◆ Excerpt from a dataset
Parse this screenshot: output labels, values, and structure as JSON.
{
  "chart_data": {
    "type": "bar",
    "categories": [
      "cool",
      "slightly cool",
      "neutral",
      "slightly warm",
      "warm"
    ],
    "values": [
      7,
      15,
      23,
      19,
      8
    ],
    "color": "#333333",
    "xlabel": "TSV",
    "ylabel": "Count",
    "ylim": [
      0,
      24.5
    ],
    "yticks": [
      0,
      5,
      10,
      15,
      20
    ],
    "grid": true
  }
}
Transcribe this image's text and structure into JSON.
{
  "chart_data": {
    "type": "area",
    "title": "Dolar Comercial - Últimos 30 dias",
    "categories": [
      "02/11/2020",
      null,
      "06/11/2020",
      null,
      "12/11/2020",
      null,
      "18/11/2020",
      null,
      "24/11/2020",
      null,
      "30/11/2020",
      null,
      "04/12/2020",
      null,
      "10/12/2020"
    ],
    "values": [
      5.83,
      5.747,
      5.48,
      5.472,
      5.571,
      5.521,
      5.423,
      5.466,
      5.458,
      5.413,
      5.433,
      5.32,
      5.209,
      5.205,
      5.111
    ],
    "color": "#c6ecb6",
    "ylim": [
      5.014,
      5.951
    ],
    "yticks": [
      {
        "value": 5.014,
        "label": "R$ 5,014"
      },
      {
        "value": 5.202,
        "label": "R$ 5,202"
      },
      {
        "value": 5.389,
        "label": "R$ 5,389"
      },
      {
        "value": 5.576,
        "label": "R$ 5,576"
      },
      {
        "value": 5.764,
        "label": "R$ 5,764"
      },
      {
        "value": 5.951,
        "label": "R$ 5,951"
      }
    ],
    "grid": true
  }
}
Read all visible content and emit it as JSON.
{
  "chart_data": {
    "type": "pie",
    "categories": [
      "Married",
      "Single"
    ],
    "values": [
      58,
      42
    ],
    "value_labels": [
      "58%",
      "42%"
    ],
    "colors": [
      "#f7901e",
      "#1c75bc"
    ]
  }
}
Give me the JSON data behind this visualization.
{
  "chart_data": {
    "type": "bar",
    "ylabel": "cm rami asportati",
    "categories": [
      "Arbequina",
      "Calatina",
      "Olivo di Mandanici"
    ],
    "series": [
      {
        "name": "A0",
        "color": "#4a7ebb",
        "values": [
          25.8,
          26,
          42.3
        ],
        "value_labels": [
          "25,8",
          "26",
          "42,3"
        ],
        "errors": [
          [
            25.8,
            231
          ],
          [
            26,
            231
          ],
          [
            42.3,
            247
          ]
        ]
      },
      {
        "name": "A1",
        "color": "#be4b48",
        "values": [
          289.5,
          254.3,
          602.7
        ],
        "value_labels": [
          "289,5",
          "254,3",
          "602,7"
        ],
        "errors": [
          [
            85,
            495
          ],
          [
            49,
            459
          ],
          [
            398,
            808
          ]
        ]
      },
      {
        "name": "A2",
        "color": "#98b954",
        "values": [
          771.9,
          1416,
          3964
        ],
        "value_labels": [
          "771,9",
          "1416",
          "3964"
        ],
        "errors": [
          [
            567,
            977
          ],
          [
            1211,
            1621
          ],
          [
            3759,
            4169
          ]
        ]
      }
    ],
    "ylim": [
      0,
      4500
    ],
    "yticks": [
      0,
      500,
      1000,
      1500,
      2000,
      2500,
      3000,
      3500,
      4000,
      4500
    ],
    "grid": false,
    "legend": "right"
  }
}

◆ WORK TO COMPLETE
Only the lines from the one containing "Give me the" to the end of the records should be repeated, exactly as they appear.

◆ RIGHT ANSWER
Give me the JSON data behind this visualization.
{
  "chart_data": {
    "type": "bar",
    "ylabel": "cm rami asportati",
    "categories": [
      "Arbequina",
      "Calatina",
      "Olivo di Mandanici"
    ],
    "series": [
      {
        "name": "A0",
        "color": "#4a7ebb",
        "values": [
          25.8,
          26,
          42.3
        ],
        "value_labels": [
          "25,8",
          "26",
          "42,3"
        ],
        "errors": [
          [
            25.8,
            231
          ],
          [
            26,
            231
          ],
          [
            42.3,
            247
          ]
        ]
      },
      {
        "name": "A1",
        "color": "#be4b48",
        "values": [
          289.5,
          254.3,
          602.7
        ],
        "value_labels": [
          "289,5",
          "254,3",
          "602,7"
        ],
        "errors": [
          [
            85,
            495
          ],
          [
            49,
            459
          ],
          [
            398,
            808
          ]
        ]
      },
      {
        "name": "A2",
        "color": "#98b954",
        "values": [
          771.9,
          1416,
          3964
        ],
        "value_labels": [
          "771,9",
          "1416",
          "3964"
        ],
        "errors": [
          [
            567,
            977
          ],
          [
            1211,
            1621
          ],
          [
            3759,
            4169
          ]
        ]
      }
    ],
    "ylim": [
      0,
      4500
    ],
    "yticks": [
      0,
      500,
      1000,
      1500,
      2000,
      2500,
      3000,
      3500,
      4000,
      4500
    ],
    "grid": false,
    "legend": "right"
  }
}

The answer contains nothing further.